---- DATA EXCERPTS

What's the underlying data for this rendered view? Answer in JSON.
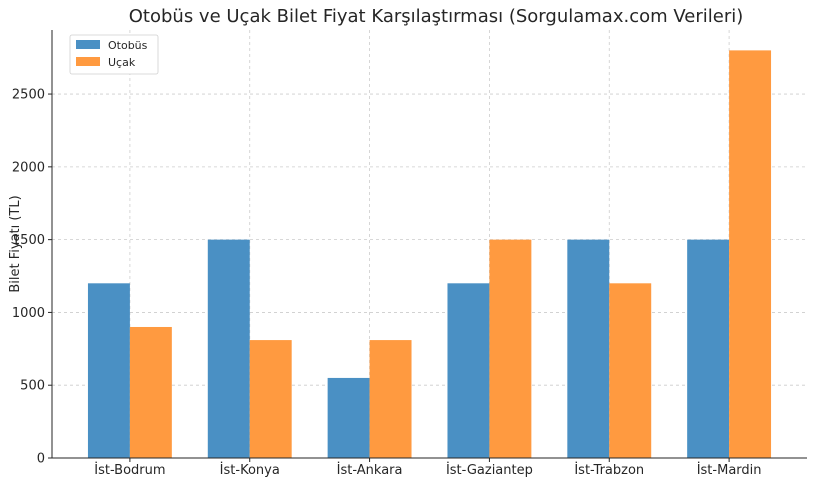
{
  "chart_data": {
    "type": "bar",
    "title": "Otobüs ve Uçak Bilet Fiyat Karşılaştırması (Sorgulamax.com Verileri)",
    "xlabel": "",
    "ylabel": "Bilet Fiyatı (TL)",
    "categories": [
      "İst-Bodrum",
      "İst-Konya",
      "İst-Ankara",
      "İst-Gaziantep",
      "İst-Trabzon",
      "İst-Mardin"
    ],
    "series": [
      {
        "name": "Otobüs",
        "color": "#4a90c4",
        "values": [
          1200,
          1500,
          550,
          1200,
          1500,
          1500
        ]
      },
      {
        "name": "Uçak",
        "color": "#ff9a40",
        "values": [
          900,
          810,
          810,
          1500,
          1200,
          2800
        ]
      }
    ],
    "ylim": [
      0,
      2940
    ],
    "yticks": [
      0,
      500,
      1000,
      1500,
      2000,
      2500
    ],
    "grid": true,
    "legend_position": "top-left"
  }
}
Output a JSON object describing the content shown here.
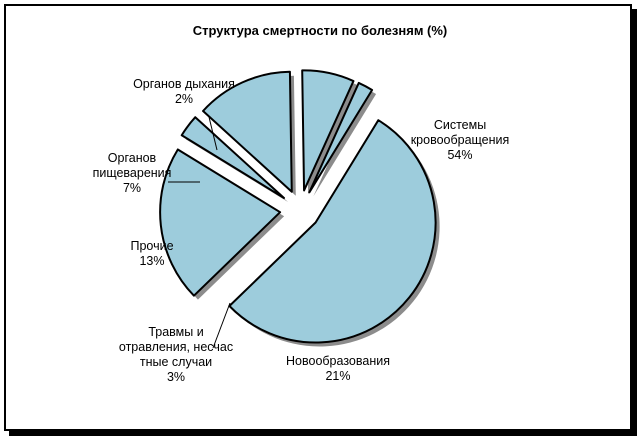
{
  "chart_data": {
    "type": "pie",
    "title": "Структура смертности по болезням (%)",
    "categories": [
      "Системы кровообращения",
      "Новообразования",
      "Травмы и отравления, несчастные случаи",
      "Прочие",
      "Органов пищеварения",
      "Органов дыхания"
    ],
    "values": [
      54,
      21,
      3,
      13,
      7,
      2
    ],
    "value_labels": [
      "54%",
      "21%",
      "3%",
      "13%",
      "7%",
      "2%"
    ],
    "label_lines": [
      [
        "Системы",
        "кровообращения"
      ],
      [
        "Новообразования"
      ],
      [
        "Травмы и",
        "отравления, несчас",
        "тные случаи"
      ],
      [
        "Прочие"
      ],
      [
        "Органов",
        "пищеварения"
      ],
      [
        "Органов дыхания"
      ]
    ],
    "exploded": true,
    "slice_color": "#9dccdc",
    "legend": "none"
  }
}
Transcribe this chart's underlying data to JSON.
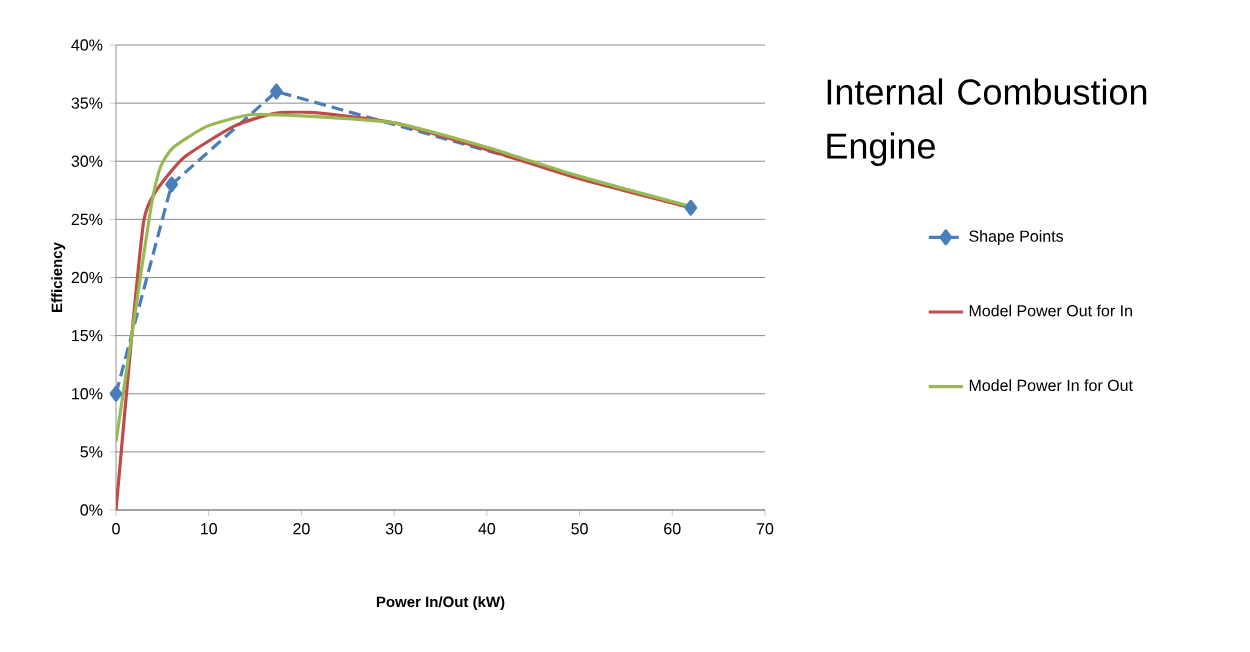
{
  "chart_data": {
    "type": "line",
    "title": "Internal Combustion Engine",
    "xlabel": "Power In/Out (kW)",
    "ylabel": "Efficiency",
    "xlim": [
      0,
      70
    ],
    "xticks": [
      0,
      10,
      20,
      30,
      40,
      50,
      60,
      70
    ],
    "ylim": [
      0,
      40
    ],
    "yticks": [
      {
        "value": 0,
        "label": "0%"
      },
      {
        "value": 5,
        "label": "5%"
      },
      {
        "value": 10,
        "label": "10%"
      },
      {
        "value": 15,
        "label": "15%"
      },
      {
        "value": 20,
        "label": "20%"
      },
      {
        "value": 25,
        "label": "25%"
      },
      {
        "value": 30,
        "label": "30%"
      },
      {
        "value": 35,
        "label": "35%"
      },
      {
        "value": 40,
        "label": "40%"
      }
    ],
    "grid": "y",
    "legend": "right",
    "series": [
      {
        "name": "Shape Points",
        "color": "#4a7ebb",
        "marker": "diamond",
        "line_style": "dashed",
        "x": [
          0,
          6,
          17.3,
          62
        ],
        "values": [
          10,
          28,
          36,
          26
        ]
      },
      {
        "name": "Model Power Out for In",
        "color": "#be4b48",
        "marker": "none",
        "line_style": "solid",
        "x": [
          0,
          1.7,
          3.0,
          4.2,
          7.3,
          12.7,
          17,
          21,
          30,
          40,
          50,
          62
        ],
        "values": [
          0,
          15,
          24.9,
          27.3,
          30.3,
          33.0,
          34.1,
          34.2,
          33.3,
          31,
          28.5,
          26
        ]
      },
      {
        "name": "Model Power In for Out",
        "color": "#98b954",
        "marker": "none",
        "line_style": "solid",
        "x": [
          0,
          1.7,
          3.7,
          4.8,
          6.2,
          9.8,
          14.5,
          20,
          30,
          40,
          50,
          62
        ],
        "values": [
          5.9,
          15,
          25.7,
          29.5,
          31.2,
          33.0,
          34.0,
          33.9,
          33.3,
          31.2,
          28.7,
          26.1
        ]
      }
    ]
  }
}
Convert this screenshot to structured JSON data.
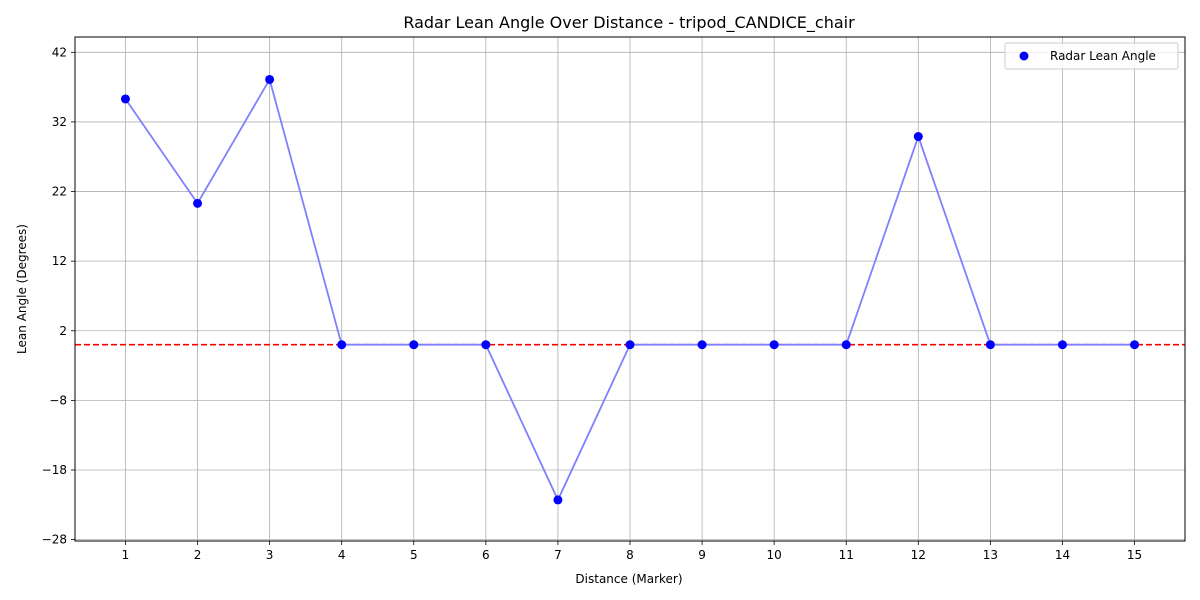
{
  "chart_data": {
    "type": "scatter",
    "title": "Radar Lean Angle Over Distance - tripod_CANDICE_chair",
    "xlabel": "Distance (Marker)",
    "ylabel": "Lean Angle (Degrees)",
    "x": [
      1,
      2,
      3,
      4,
      5,
      6,
      7,
      8,
      9,
      10,
      11,
      12,
      13,
      14,
      15
    ],
    "series": [
      {
        "name": "Radar Lean Angle",
        "values": [
          35.3,
          20.3,
          38.1,
          0.0,
          0.0,
          0.0,
          -22.3,
          0.0,
          0.0,
          0.0,
          0.0,
          29.9,
          0.0,
          0.0,
          0.0
        ],
        "marker_color": "#0000ff",
        "line_color": "#8080ff",
        "connect_points": true
      }
    ],
    "reference_line": {
      "y": 0.0,
      "color": "#ff0000",
      "style": "dashed"
    },
    "xlim": [
      0.3,
      15.7
    ],
    "ylim": [
      -28.2,
      44.2
    ],
    "x_ticks": [
      "1",
      "2",
      "3",
      "4",
      "5",
      "6",
      "7",
      "8",
      "9",
      "10",
      "11",
      "12",
      "13",
      "14",
      "15"
    ],
    "y_ticks": [
      -28,
      -18,
      -8,
      2,
      12,
      22,
      32,
      42
    ],
    "y_tick_labels": [
      "−28",
      "−18",
      "−8",
      "2",
      "12",
      "22",
      "32",
      "42"
    ],
    "grid": true,
    "legend_position": "top-right"
  }
}
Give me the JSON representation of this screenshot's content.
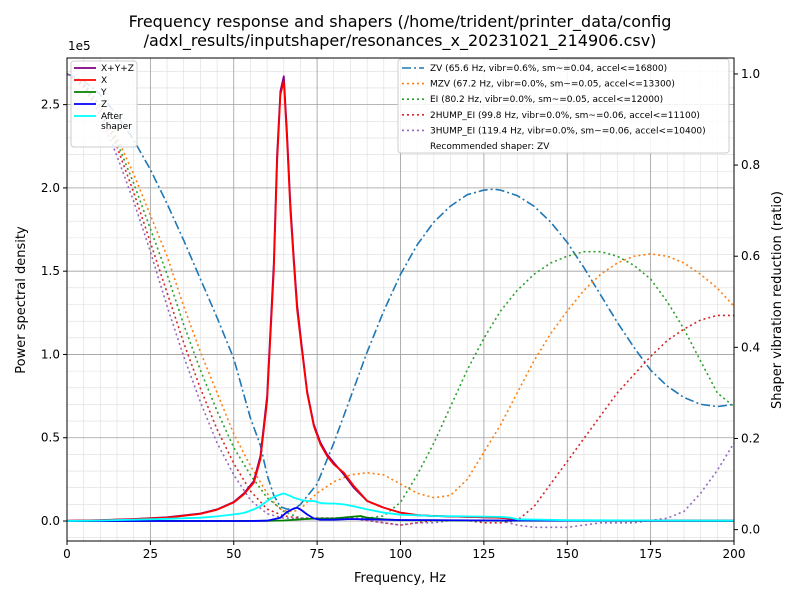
{
  "chart_data": {
    "type": "line",
    "title": "Frequency response and shapers (/home/trident/printer_data/config\n/adxl_results/inputshaper/resonances_x_20231021_214906.csv)",
    "title_lines": [
      "Frequency response and shapers (/home/trident/printer_data/config",
      "/adxl_results/inputshaper/resonances_x_20231021_214906.csv)"
    ],
    "xlabel": "Frequency, Hz",
    "ylabel": "Power spectral density",
    "y2label": "Shaper vibration reduction (ratio)",
    "y_offset_text": "1e5",
    "xlim": [
      0,
      200
    ],
    "ylim": [
      -0.12,
      2.78
    ],
    "y2lim": [
      -0.025,
      1.035
    ],
    "x_ticks": [
      "0",
      "25",
      "50",
      "75",
      "100",
      "125",
      "150",
      "175",
      "200"
    ],
    "y_ticks": [
      "0.0",
      "0.5",
      "1.0",
      "1.5",
      "2.0",
      "2.5"
    ],
    "y2_ticks": [
      "0.0",
      "0.2",
      "0.4",
      "0.6",
      "0.8",
      "1.0"
    ],
    "grid": true,
    "psd_legend_placement": "upper left",
    "shaper_legend_placement": "upper right",
    "psd_series": [
      {
        "name": "X+Y+Z",
        "color": "#800080",
        "style": "solid",
        "x": [
          0,
          10,
          20,
          30,
          40,
          45,
          50,
          53,
          56,
          58,
          60,
          62,
          63,
          64,
          65,
          66,
          67,
          68,
          69,
          70,
          72,
          74,
          76,
          78,
          80,
          83,
          86,
          90,
          95,
          100,
          105,
          110,
          120,
          130,
          135,
          140,
          150,
          175,
          200
        ],
        "y": [
          0.001,
          0.005,
          0.012,
          0.022,
          0.045,
          0.07,
          0.115,
          0.165,
          0.24,
          0.39,
          0.75,
          1.55,
          2.2,
          2.58,
          2.67,
          2.32,
          1.9,
          1.58,
          1.3,
          1.12,
          0.78,
          0.58,
          0.47,
          0.4,
          0.35,
          0.28,
          0.2,
          0.12,
          0.08,
          0.05,
          0.035,
          0.03,
          0.025,
          0.02,
          0.01,
          0.005,
          0.003,
          0.002,
          0.001
        ]
      },
      {
        "name": "X",
        "color": "#ff0000",
        "style": "solid",
        "x": [
          0,
          10,
          20,
          30,
          40,
          45,
          50,
          53,
          56,
          58,
          60,
          62,
          63,
          64,
          65,
          66,
          67,
          68,
          69,
          70,
          72,
          74,
          76,
          78,
          80,
          83,
          86,
          90,
          95,
          100,
          105,
          110,
          120,
          130,
          135,
          140,
          150,
          175,
          200
        ],
        "y": [
          0.001,
          0.004,
          0.011,
          0.02,
          0.043,
          0.068,
          0.112,
          0.16,
          0.23,
          0.37,
          0.72,
          1.5,
          2.15,
          2.56,
          2.64,
          2.28,
          1.86,
          1.55,
          1.27,
          1.1,
          0.77,
          0.57,
          0.46,
          0.39,
          0.34,
          0.29,
          0.21,
          0.12,
          0.08,
          0.05,
          0.035,
          0.03,
          0.025,
          0.02,
          0.01,
          0.005,
          0.003,
          0.002,
          0.001
        ]
      },
      {
        "name": "Y",
        "color": "#008000",
        "style": "solid",
        "x": [
          0,
          50,
          60,
          65,
          70,
          75,
          80,
          85,
          88,
          90,
          95,
          100,
          130,
          200
        ],
        "y": [
          0,
          0,
          0.001,
          0.003,
          0.01,
          0.015,
          0.015,
          0.025,
          0.03,
          0.02,
          0.01,
          0.005,
          0.002,
          0.001
        ]
      },
      {
        "name": "Z",
        "color": "#0000ff",
        "style": "solid",
        "x": [
          0,
          55,
          60,
          64,
          66,
          68,
          69,
          70,
          72,
          74,
          76,
          80,
          85,
          90,
          100,
          130,
          200
        ],
        "y": [
          0,
          0,
          0.002,
          0.02,
          0.055,
          0.075,
          0.08,
          0.07,
          0.04,
          0.015,
          0.008,
          0.008,
          0.012,
          0.01,
          0.006,
          0.003,
          0.001
        ]
      },
      {
        "name": "After\nshaper",
        "color": "#00ffff",
        "style": "solid",
        "x": [
          0,
          10,
          20,
          30,
          40,
          45,
          50,
          53,
          56,
          58,
          60,
          62,
          64,
          65,
          66,
          67,
          68,
          70,
          72,
          74,
          76,
          78,
          80,
          83,
          86,
          90,
          95,
          100,
          110,
          120,
          130,
          133,
          135,
          150,
          175,
          200
        ],
        "y": [
          0,
          0.003,
          0.008,
          0.013,
          0.02,
          0.028,
          0.04,
          0.048,
          0.07,
          0.09,
          0.12,
          0.145,
          0.16,
          0.165,
          0.158,
          0.15,
          0.14,
          0.128,
          0.12,
          0.12,
          0.108,
          0.105,
          0.105,
          0.1,
          0.088,
          0.07,
          0.05,
          0.038,
          0.03,
          0.028,
          0.025,
          0.02,
          0.01,
          0.005,
          0.003,
          0.002
        ]
      }
    ],
    "shaper_series": [
      {
        "name": "ZV (65.6 Hz, vibr=0.6%, sm~=0.04, accel<=16800)",
        "color": "#1f77b4",
        "style": "dashdot",
        "x": [
          0,
          5,
          10,
          15,
          20,
          25,
          30,
          35,
          40,
          45,
          50,
          55,
          58,
          60,
          62,
          64,
          66,
          68,
          70,
          75,
          80,
          85,
          90,
          95,
          100,
          105,
          110,
          115,
          120,
          125,
          128,
          130,
          135,
          140,
          145,
          150,
          155,
          160,
          165,
          170,
          175,
          180,
          185,
          190,
          195,
          200
        ],
        "y": [
          1.0,
          0.985,
          0.955,
          0.91,
          0.855,
          0.79,
          0.715,
          0.635,
          0.55,
          0.465,
          0.375,
          0.245,
          0.185,
          0.12,
          0.075,
          0.05,
          0.045,
          0.045,
          0.055,
          0.1,
          0.19,
          0.29,
          0.39,
          0.48,
          0.56,
          0.625,
          0.675,
          0.71,
          0.735,
          0.745,
          0.747,
          0.745,
          0.733,
          0.71,
          0.675,
          0.63,
          0.575,
          0.515,
          0.455,
          0.4,
          0.35,
          0.315,
          0.29,
          0.275,
          0.27,
          0.275
        ]
      },
      {
        "name": "MZV (67.2 Hz, vibr=0.0%, sm~=0.05, accel<=13300)",
        "color": "#ff7f0e",
        "style": "dotted",
        "x": [
          0,
          5,
          10,
          15,
          20,
          25,
          30,
          35,
          40,
          45,
          50,
          55,
          60,
          62,
          64,
          66,
          68,
          70,
          72,
          75,
          80,
          85,
          90,
          95,
          100,
          105,
          110,
          115,
          120,
          125,
          130,
          135,
          140,
          145,
          150,
          155,
          160,
          165,
          170,
          175,
          180,
          185,
          190,
          195,
          200
        ],
        "y": [
          1.0,
          0.98,
          0.93,
          0.86,
          0.78,
          0.69,
          0.6,
          0.49,
          0.39,
          0.3,
          0.21,
          0.14,
          0.08,
          0.06,
          0.045,
          0.04,
          0.04,
          0.045,
          0.06,
          0.08,
          0.105,
          0.12,
          0.125,
          0.12,
          0.1,
          0.08,
          0.07,
          0.075,
          0.11,
          0.17,
          0.23,
          0.3,
          0.37,
          0.43,
          0.48,
          0.525,
          0.56,
          0.585,
          0.6,
          0.605,
          0.6,
          0.585,
          0.56,
          0.53,
          0.49
        ]
      },
      {
        "name": "EI (80.2 Hz, vibr=0.0%, sm~=0.05, accel<=12000)",
        "color": "#2ca02c",
        "style": "dotted",
        "x": [
          0,
          5,
          10,
          15,
          20,
          25,
          30,
          35,
          40,
          45,
          50,
          55,
          60,
          65,
          70,
          75,
          80,
          85,
          90,
          95,
          100,
          105,
          110,
          115,
          120,
          125,
          130,
          135,
          140,
          145,
          150,
          155,
          160,
          165,
          170,
          175,
          180,
          185,
          190,
          195,
          200
        ],
        "y": [
          1.0,
          0.98,
          0.93,
          0.85,
          0.76,
          0.66,
          0.56,
          0.45,
          0.35,
          0.26,
          0.18,
          0.12,
          0.07,
          0.04,
          0.025,
          0.025,
          0.025,
          0.025,
          0.025,
          0.03,
          0.06,
          0.12,
          0.19,
          0.27,
          0.35,
          0.42,
          0.48,
          0.525,
          0.56,
          0.585,
          0.6,
          0.61,
          0.61,
          0.6,
          0.58,
          0.55,
          0.5,
          0.44,
          0.37,
          0.3,
          0.27
        ]
      },
      {
        "name": "2HUMP_EI (99.8 Hz, vibr=0.0%, sm~=0.06, accel<=11100)",
        "color": "#d62728",
        "style": "dotted",
        "x": [
          0,
          5,
          10,
          15,
          20,
          25,
          30,
          35,
          40,
          45,
          50,
          55,
          60,
          65,
          70,
          75,
          80,
          85,
          90,
          95,
          100,
          105,
          110,
          115,
          120,
          125,
          130,
          135,
          140,
          145,
          150,
          155,
          160,
          165,
          170,
          175,
          180,
          185,
          190,
          195,
          200
        ],
        "y": [
          1.0,
          0.975,
          0.92,
          0.84,
          0.74,
          0.63,
          0.52,
          0.41,
          0.31,
          0.22,
          0.145,
          0.085,
          0.045,
          0.03,
          0.025,
          0.025,
          0.025,
          0.025,
          0.02,
          0.015,
          0.01,
          0.015,
          0.02,
          0.02,
          0.02,
          0.015,
          0.015,
          0.02,
          0.05,
          0.1,
          0.15,
          0.2,
          0.25,
          0.3,
          0.34,
          0.38,
          0.415,
          0.44,
          0.46,
          0.47,
          0.47
        ]
      },
      {
        "name": "3HUMP_EI (119.4 Hz, vibr=0.0%, sm~=0.06, accel<=10400)",
        "color": "#9467bd",
        "style": "dotted",
        "x": [
          0,
          5,
          10,
          15,
          20,
          25,
          30,
          35,
          40,
          45,
          50,
          55,
          60,
          65,
          70,
          75,
          80,
          85,
          90,
          95,
          100,
          105,
          110,
          115,
          120,
          125,
          130,
          135,
          140,
          145,
          150,
          155,
          160,
          165,
          170,
          175,
          180,
          185,
          190,
          195,
          200
        ],
        "y": [
          1.0,
          0.97,
          0.91,
          0.82,
          0.72,
          0.61,
          0.49,
          0.38,
          0.28,
          0.19,
          0.12,
          0.065,
          0.035,
          0.025,
          0.025,
          0.025,
          0.025,
          0.025,
          0.02,
          0.015,
          0.01,
          0.015,
          0.015,
          0.02,
          0.02,
          0.02,
          0.02,
          0.01,
          0.005,
          0.005,
          0.005,
          0.01,
          0.015,
          0.015,
          0.015,
          0.02,
          0.025,
          0.04,
          0.08,
          0.13,
          0.19
        ]
      }
    ],
    "recommendation": "Recommended shaper: ZV"
  }
}
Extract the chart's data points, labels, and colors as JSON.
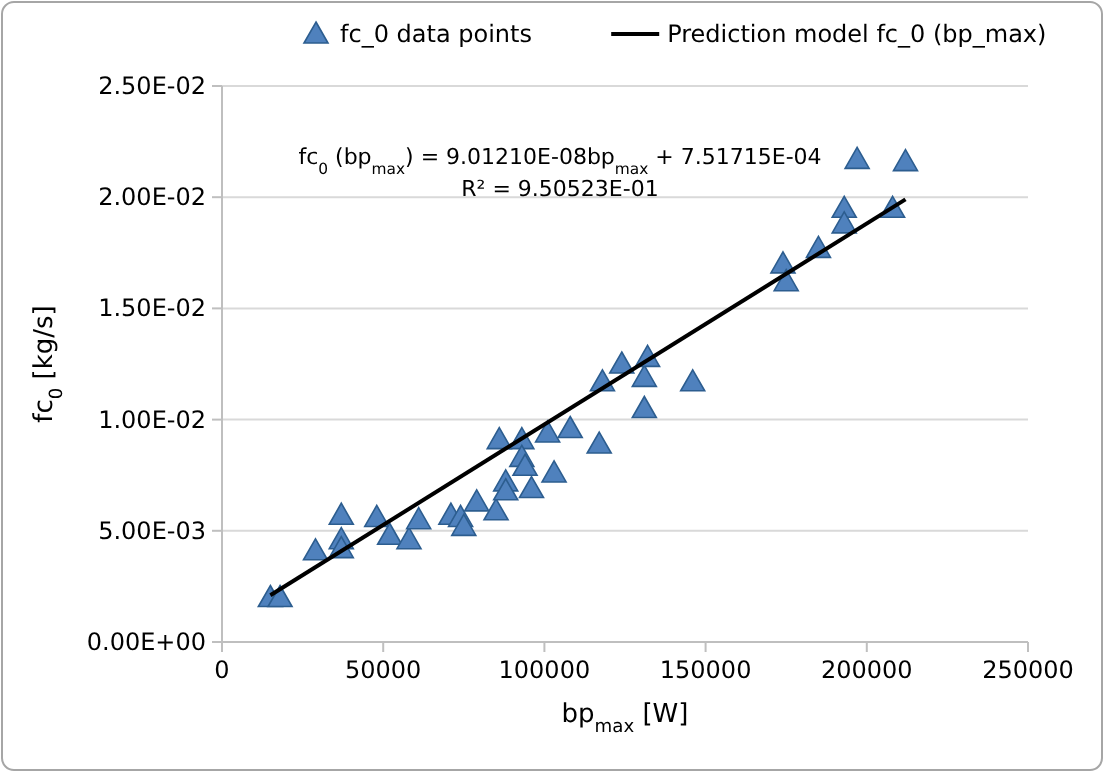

--------

**GIVEN TASK**
Locate the lines above that hold the word "xlabel". Show every one of them.

**SOLVED PROBLEM**
    "xlabel": "",
    "xlabel": "Power In/Out (kW)",
    "xlabel": "Distance (Marker)",
    "xlabel": "Frequency, Hz",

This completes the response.